* EXTRACTED RECORDS:
____

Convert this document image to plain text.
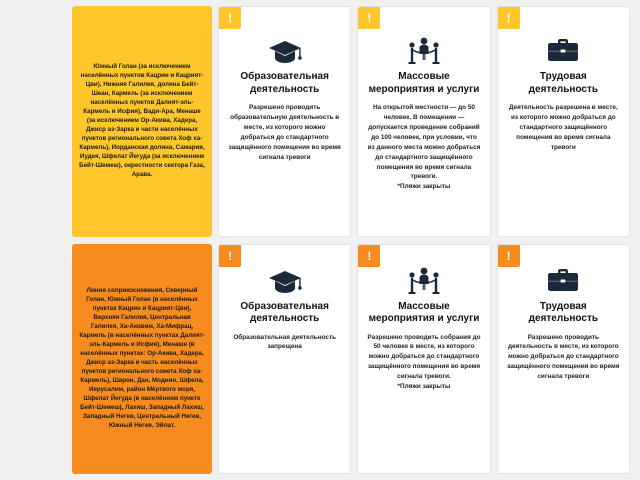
Южный Голан (за исключением населённых пунктов Кацрин и Кацрият-Цви), Нижняя Галилея, долина Бейт-Шеан, Кармель (за исключением населённых пунктов Далият-эль-Кармель и Исфия), Вади-Ара, Менаше (за исключением Ор-Акива, Хадера, Джиср аз-Зарка и части населённых пунктов регионального совета Хоф ха-Кармель), Иорданская долина, Самария, Иудея, Шфелат Йегуда (за исключением Бейт-Шемеш), окрестности сектора Газа, Арава.
!
Образовательная деятельность
Разрешено проводить образовательную деятельность в месте, из которого можно добраться до стандартного защищённого помещения во время сигнала тревоги
!
Массовые мероприятия и услуги
На открытой местности — до 50 человек. В помещении — допускается проведение собраний до 100 человек, при условии, что из данного места можно добраться до стандартного защищённого помещения во время сигнала тревоги.
*Пляжи закрыты
!
Трудовая деятельность
Деятельность разрешена в месте, из которого можно добраться до стандартного защищённого помещения во время сигнала тревоги
Линия соприкосновения, Северный Голан, Южный Голан (в населённых пунктах Кацрин и Кацрият-Цви), Верхняя Галилея, Центральная Галилея, Ха-Акивим, Ха-Мифрац, Кармель (в населённых пунктах Далият-эль-Кармель и Исфия), Менаше (в населённых пунктах: Ор-Акива, Хадера, Джиср аз-Зарка и часть населённых пунктов регионального совета Хоф ха-Кармель), Шарон, Дан, Модиин, Шфела, Иерусалим, район Мёртвого моря, Шфелат Йегуда (в населённом пункте Бейт-Шемеш), Лахиш, Западный Лахиш, Западный Негев, Центральный Негев, Южный Негев, Эйлат.
!
Образовательная деятельность
Образовательная деятельность запрещена
!
Массовые мероприятия и услуги
Разрешено проводить собрания до 50 человек в месте, из которого можно добраться до стандартного защищённого помещения во время сигнала тревоги.
*Пляжи закрыты
!
Трудовая деятельность
Разрешено проводить деятельность в месте, из которого можно добраться до стандартного защищённого помещения во время сигнала тревоги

____

Copy out all lines above that include the string "человек".

На открытой местности — до 50 человек. В помещении — допускается проведение собраний до 100 человек, при условии, что из данного места можно добраться до стандартного защищённого помещения во время сигнала тревоги.
Разрешено проводить собрания до 50 человек в месте, из которого можно добраться до стандартного защищённого помещения во время сигнала тревоги.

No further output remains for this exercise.